— Exercise aim —
Please return every line of the records below verbatim, with no changes to any character.

......

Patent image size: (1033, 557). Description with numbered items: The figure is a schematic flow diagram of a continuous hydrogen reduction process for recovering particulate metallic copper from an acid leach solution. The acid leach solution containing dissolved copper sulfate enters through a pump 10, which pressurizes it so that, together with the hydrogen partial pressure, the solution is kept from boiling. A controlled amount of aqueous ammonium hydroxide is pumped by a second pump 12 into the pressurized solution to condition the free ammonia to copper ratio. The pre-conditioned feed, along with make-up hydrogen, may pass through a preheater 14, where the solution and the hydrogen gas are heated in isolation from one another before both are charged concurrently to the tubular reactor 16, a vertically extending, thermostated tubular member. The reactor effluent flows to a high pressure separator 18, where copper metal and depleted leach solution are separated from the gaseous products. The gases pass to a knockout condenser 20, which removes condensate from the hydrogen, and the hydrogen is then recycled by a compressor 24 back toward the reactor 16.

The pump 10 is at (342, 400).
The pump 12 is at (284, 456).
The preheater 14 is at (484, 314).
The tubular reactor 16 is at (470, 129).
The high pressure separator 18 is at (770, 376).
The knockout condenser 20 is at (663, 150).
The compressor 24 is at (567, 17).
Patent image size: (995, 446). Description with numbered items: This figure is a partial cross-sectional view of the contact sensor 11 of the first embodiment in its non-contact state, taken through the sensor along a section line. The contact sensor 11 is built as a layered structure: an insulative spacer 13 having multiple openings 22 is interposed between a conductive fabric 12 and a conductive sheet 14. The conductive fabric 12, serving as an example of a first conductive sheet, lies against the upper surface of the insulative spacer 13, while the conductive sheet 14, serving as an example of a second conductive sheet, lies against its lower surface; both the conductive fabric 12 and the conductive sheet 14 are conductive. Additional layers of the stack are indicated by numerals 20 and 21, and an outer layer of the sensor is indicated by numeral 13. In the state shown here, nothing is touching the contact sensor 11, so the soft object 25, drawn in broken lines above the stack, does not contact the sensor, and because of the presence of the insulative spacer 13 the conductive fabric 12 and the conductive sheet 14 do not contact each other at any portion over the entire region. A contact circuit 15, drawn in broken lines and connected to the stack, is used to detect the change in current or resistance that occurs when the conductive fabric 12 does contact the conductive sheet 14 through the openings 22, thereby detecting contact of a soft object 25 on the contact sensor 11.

......

— Result below —
Patent image size: (1033, 557). Description with numbered items: The figure is a schematic flow diagram of a continuous hydrogen reduction process for recovering particulate metallic copper from an acid leach solution. The acid leach solution containing dissolved copper sulfate enters through a pump 10, which pressurizes it so that, together with the hydrogen partial pressure, the solution is kept from boiling. A controlled amount of aqueous ammonium hydroxide is pumped by a second pump 12 into the pressurized solution to condition the free ammonia to copper ratio. The pre-conditioned feed, along with make-up hydrogen, may pass through a preheater 14, where the solution and the hydrogen gas are heated in isolation from one another before both are charged concurrently to the tubular reactor 16, a vertically extending, thermostated tubular member. The reactor effluent flows to a high pressure separator 18, where copper metal and depleted leach solution are separated from the gaseous products. The gases pass to a knockout condenser 20, which removes condensate from the hydrogen, and the hydrogen is then recycled by a compressor 24 back toward the reactor 16.

The pump 10 is at (342, 400).
The pump 12 is at (284, 456).
The preheater 14 is at (484, 314).
The tubular reactor 16 is at (470, 129).
The high pressure separator 18 is at (770, 376).
The knockout condenser 20 is at (663, 150).
The compressor 24 is at (567, 17).
Patent image size: (995, 446). Description with numbered items: This figure is a partial cross-sectional view of the contact sensor 11 of the first embodiment in its non-contact state, taken through the sensor along a section line. The contact sensor 11 is built as a layered structure: an insulative spacer 13 having multiple openings 22 is interposed between a conductive fabric 12 and a conductive sheet 14. The conductive fabric 12, serving as an example of a first conductive sheet, lies against the upper surface of the insulative spacer 13, while the conductive sheet 14, serving as an example of a second conductive sheet, lies against its lower surface; both the conductive fabric 12 and the conductive sheet 14 are conductive. Additional layers of the stack are indicated by numerals 20 and 21, and an outer layer of the sensor is indicated by numeral 13. In the state shown here, nothing is touching the contact sensor 11, so the soft object 25, drawn in broken lines above the stack, does not contact the sensor, and because of the presence of the insulative spacer 13 the conductive fabric 12 and the conductive sheet 14 do not contact each other at any portion over the entire region. A contact circuit 15, drawn in broken lines and connected to the stack, is used to detect the change in current or resistance that occurs when the conductive fabric 12 does contact the conductive sheet 14 through the openings 22, thereby detecting contact of a soft object 25 on the contact sensor 11.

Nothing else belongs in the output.